#### Exercise prompt:
Nothing may be dropped or altered: reproduce all the data.
## START Exercise data
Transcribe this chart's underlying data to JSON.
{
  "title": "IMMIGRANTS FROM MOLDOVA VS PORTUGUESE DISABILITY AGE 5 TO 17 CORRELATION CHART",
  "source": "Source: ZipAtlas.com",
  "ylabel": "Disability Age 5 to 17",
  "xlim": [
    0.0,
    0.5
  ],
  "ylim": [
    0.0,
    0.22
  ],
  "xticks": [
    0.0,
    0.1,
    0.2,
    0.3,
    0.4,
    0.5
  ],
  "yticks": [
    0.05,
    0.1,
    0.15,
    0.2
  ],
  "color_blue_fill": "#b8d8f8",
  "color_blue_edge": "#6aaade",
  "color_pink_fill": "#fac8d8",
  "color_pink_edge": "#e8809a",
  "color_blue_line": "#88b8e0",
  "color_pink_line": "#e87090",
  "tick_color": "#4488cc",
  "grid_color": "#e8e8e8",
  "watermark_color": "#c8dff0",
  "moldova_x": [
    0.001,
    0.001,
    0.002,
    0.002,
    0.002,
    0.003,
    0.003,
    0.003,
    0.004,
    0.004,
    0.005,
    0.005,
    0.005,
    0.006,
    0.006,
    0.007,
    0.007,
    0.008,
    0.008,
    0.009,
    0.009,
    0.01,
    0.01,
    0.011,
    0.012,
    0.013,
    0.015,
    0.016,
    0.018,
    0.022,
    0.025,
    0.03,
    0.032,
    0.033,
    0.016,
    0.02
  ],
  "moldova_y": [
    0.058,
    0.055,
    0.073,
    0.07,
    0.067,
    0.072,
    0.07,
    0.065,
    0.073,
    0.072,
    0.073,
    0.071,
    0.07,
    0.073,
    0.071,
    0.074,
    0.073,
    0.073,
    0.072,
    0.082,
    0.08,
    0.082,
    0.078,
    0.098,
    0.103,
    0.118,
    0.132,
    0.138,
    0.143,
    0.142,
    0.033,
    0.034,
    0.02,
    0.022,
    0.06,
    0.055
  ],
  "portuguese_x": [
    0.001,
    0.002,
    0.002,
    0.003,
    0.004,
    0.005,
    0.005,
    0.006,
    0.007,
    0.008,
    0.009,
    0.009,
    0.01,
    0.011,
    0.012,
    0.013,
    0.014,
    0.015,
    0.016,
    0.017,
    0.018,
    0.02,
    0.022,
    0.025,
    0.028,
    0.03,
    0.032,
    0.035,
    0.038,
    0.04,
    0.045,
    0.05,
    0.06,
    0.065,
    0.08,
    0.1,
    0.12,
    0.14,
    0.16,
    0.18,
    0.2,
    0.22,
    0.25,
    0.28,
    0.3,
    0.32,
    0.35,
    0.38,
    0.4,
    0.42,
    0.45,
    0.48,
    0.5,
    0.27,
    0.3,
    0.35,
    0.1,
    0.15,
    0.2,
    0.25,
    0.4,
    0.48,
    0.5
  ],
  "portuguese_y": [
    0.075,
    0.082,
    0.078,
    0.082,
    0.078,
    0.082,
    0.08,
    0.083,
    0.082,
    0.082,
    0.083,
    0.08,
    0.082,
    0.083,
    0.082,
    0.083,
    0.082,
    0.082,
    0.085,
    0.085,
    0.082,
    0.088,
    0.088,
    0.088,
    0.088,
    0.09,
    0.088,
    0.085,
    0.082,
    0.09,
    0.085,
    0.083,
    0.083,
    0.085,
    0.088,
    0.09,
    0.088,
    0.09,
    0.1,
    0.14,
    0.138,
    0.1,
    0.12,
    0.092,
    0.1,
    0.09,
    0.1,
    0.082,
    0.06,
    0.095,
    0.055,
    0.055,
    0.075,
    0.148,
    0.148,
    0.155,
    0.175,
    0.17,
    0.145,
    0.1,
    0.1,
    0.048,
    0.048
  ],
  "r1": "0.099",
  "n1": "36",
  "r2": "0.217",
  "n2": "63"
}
## END Exercise data
#### In response:
Transcribe this chart's underlying data to JSON.
{
  "title": "IMMIGRANTS FROM MOLDOVA VS PORTUGUESE DISABILITY AGE 5 TO 17 CORRELATION CHART",
  "source": "Source: ZipAtlas.com",
  "ylabel": "Disability Age 5 to 17",
  "xlim": [
    0.0,
    0.5
  ],
  "ylim": [
    0.0,
    0.22
  ],
  "xticks": [
    0.0,
    0.1,
    0.2,
    0.3,
    0.4,
    0.5
  ],
  "yticks": [
    0.05,
    0.1,
    0.15,
    0.2
  ],
  "color_blue_fill": "#b8d8f8",
  "color_blue_edge": "#6aaade",
  "color_pink_fill": "#fac8d8",
  "color_pink_edge": "#e8809a",
  "color_blue_line": "#88b8e0",
  "color_pink_line": "#e87090",
  "tick_color": "#4488cc",
  "grid_color": "#e8e8e8",
  "watermark_color": "#c8dff0",
  "moldova_x": [
    0.001,
    0.001,
    0.002,
    0.002,
    0.002,
    0.003,
    0.003,
    0.003,
    0.004,
    0.004,
    0.005,
    0.005,
    0.005,
    0.006,
    0.006,
    0.007,
    0.007,
    0.008,
    0.008,
    0.009,
    0.009,
    0.01,
    0.01,
    0.011,
    0.012,
    0.013,
    0.015,
    0.016,
    0.018,
    0.022,
    0.025,
    0.03,
    0.032,
    0.033,
    0.016,
    0.02
  ],
  "moldova_y": [
    0.058,
    0.055,
    0.073,
    0.07,
    0.067,
    0.072,
    0.07,
    0.065,
    0.073,
    0.072,
    0.073,
    0.071,
    0.07,
    0.073,
    0.071,
    0.074,
    0.073,
    0.073,
    0.072,
    0.082,
    0.08,
    0.082,
    0.078,
    0.098,
    0.103,
    0.118,
    0.132,
    0.138,
    0.143,
    0.142,
    0.033,
    0.034,
    0.02,
    0.022,
    0.06,
    0.055
  ],
  "portuguese_x": [
    0.001,
    0.002,
    0.002,
    0.003,
    0.004,
    0.005,
    0.005,
    0.006,
    0.007,
    0.008,
    0.009,
    0.009,
    0.01,
    0.011,
    0.012,
    0.013,
    0.014,
    0.015,
    0.016,
    0.017,
    0.018,
    0.02,
    0.022,
    0.025,
    0.028,
    0.03,
    0.032,
    0.035,
    0.038,
    0.04,
    0.045,
    0.05,
    0.06,
    0.065,
    0.08,
    0.1,
    0.12,
    0.14,
    0.16,
    0.18,
    0.2,
    0.22,
    0.25,
    0.28,
    0.3,
    0.32,
    0.35,
    0.38,
    0.4,
    0.42,
    0.45,
    0.48,
    0.5,
    0.27,
    0.3,
    0.35,
    0.1,
    0.15,
    0.2,
    0.25,
    0.4,
    0.48,
    0.5
  ],
  "portuguese_y": [
    0.075,
    0.082,
    0.078,
    0.082,
    0.078,
    0.082,
    0.08,
    0.083,
    0.082,
    0.082,
    0.083,
    0.08,
    0.082,
    0.083,
    0.082,
    0.083,
    0.082,
    0.082,
    0.085,
    0.085,
    0.082,
    0.088,
    0.088,
    0.088,
    0.088,
    0.09,
    0.088,
    0.085,
    0.082,
    0.09,
    0.085,
    0.083,
    0.083,
    0.085,
    0.088,
    0.09,
    0.088,
    0.09,
    0.1,
    0.14,
    0.138,
    0.1,
    0.12,
    0.092,
    0.1,
    0.09,
    0.1,
    0.082,
    0.06,
    0.095,
    0.055,
    0.055,
    0.075,
    0.148,
    0.148,
    0.155,
    0.175,
    0.17,
    0.145,
    0.1,
    0.1,
    0.048,
    0.048
  ],
  "r1": "0.099",
  "n1": "36",
  "r2": "0.217",
  "n2": "63"
}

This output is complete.